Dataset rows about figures
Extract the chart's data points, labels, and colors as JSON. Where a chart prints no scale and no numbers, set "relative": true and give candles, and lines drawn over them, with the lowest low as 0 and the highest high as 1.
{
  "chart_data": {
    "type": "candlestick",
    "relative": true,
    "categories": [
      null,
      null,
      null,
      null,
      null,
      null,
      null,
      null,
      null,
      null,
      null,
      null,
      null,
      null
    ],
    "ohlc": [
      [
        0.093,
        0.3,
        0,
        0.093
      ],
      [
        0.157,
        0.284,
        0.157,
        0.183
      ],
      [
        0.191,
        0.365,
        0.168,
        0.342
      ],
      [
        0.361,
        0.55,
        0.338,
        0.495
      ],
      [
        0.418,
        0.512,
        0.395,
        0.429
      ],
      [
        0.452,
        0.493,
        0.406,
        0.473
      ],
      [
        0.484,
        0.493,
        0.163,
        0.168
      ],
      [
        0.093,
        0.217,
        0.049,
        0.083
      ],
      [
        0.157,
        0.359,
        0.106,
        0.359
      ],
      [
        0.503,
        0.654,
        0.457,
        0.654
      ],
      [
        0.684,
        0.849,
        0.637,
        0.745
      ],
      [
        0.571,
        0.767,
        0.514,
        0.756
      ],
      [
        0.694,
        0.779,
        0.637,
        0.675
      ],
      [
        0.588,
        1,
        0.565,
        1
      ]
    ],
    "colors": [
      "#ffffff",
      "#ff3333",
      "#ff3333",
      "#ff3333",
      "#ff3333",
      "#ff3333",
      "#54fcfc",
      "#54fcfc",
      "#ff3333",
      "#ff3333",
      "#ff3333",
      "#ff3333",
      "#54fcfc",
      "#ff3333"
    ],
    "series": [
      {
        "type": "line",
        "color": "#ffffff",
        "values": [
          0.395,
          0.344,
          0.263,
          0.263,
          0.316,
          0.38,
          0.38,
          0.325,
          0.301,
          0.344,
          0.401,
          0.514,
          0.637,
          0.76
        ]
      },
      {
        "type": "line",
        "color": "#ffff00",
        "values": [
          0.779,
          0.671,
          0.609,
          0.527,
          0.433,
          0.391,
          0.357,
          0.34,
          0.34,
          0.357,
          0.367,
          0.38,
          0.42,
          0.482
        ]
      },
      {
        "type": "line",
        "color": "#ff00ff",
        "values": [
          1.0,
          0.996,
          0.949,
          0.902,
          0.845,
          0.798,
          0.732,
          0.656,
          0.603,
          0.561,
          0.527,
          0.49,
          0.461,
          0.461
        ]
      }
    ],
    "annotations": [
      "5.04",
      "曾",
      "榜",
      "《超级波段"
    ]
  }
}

WRITTEN TASK –
Each line of the material must be restated exactly.

RESULT OF THE EXERCISE –
Extract the chart's data points, labels, and colors as JSON. Where a chart prints no scale and no numbers, set "relative": true and give candles, and lines drawn over them, with the lowest low as 0 and the highest high as 1.
{
  "chart_data": {
    "type": "candlestick",
    "relative": true,
    "categories": [
      null,
      null,
      null,
      null,
      null,
      null,
      null,
      null,
      null,
      null,
      null,
      null,
      null,
      null
    ],
    "ohlc": [
      [
        0.093,
        0.3,
        0,
        0.093
      ],
      [
        0.157,
        0.284,
        0.157,
        0.183
      ],
      [
        0.191,
        0.365,
        0.168,
        0.342
      ],
      [
        0.361,
        0.55,
        0.338,
        0.495
      ],
      [
        0.418,
        0.512,
        0.395,
        0.429
      ],
      [
        0.452,
        0.493,
        0.406,
        0.473
      ],
      [
        0.484,
        0.493,
        0.163,
        0.168
      ],
      [
        0.093,
        0.217,
        0.049,
        0.083
      ],
      [
        0.157,
        0.359,
        0.106,
        0.359
      ],
      [
        0.503,
        0.654,
        0.457,
        0.654
      ],
      [
        0.684,
        0.849,
        0.637,
        0.745
      ],
      [
        0.571,
        0.767,
        0.514,
        0.756
      ],
      [
        0.694,
        0.779,
        0.637,
        0.675
      ],
      [
        0.588,
        1,
        0.565,
        1
      ]
    ],
    "colors": [
      "#ffffff",
      "#ff3333",
      "#ff3333",
      "#ff3333",
      "#ff3333",
      "#ff3333",
      "#54fcfc",
      "#54fcfc",
      "#ff3333",
      "#ff3333",
      "#ff3333",
      "#ff3333",
      "#54fcfc",
      "#ff3333"
    ],
    "series": [
      {
        "type": "line",
        "color": "#ffffff",
        "values": [
          0.395,
          0.344,
          0.263,
          0.263,
          0.316,
          0.38,
          0.38,
          0.325,
          0.301,
          0.344,
          0.401,
          0.514,
          0.637,
          0.76
        ]
      },
      {
        "type": "line",
        "color": "#ffff00",
        "values": [
          0.779,
          0.671,
          0.609,
          0.527,
          0.433,
          0.391,
          0.357,
          0.34,
          0.34,
          0.357,
          0.367,
          0.38,
          0.42,
          0.482
        ]
      },
      {
        "type": "line",
        "color": "#ff00ff",
        "values": [
          1.0,
          0.996,
          0.949,
          0.902,
          0.845,
          0.798,
          0.732,
          0.656,
          0.603,
          0.561,
          0.527,
          0.49,
          0.461,
          0.461
        ]
      }
    ],
    "annotations": [
      "5.04",
      "曾",
      "榜",
      "《超级波段"
    ]
  }
}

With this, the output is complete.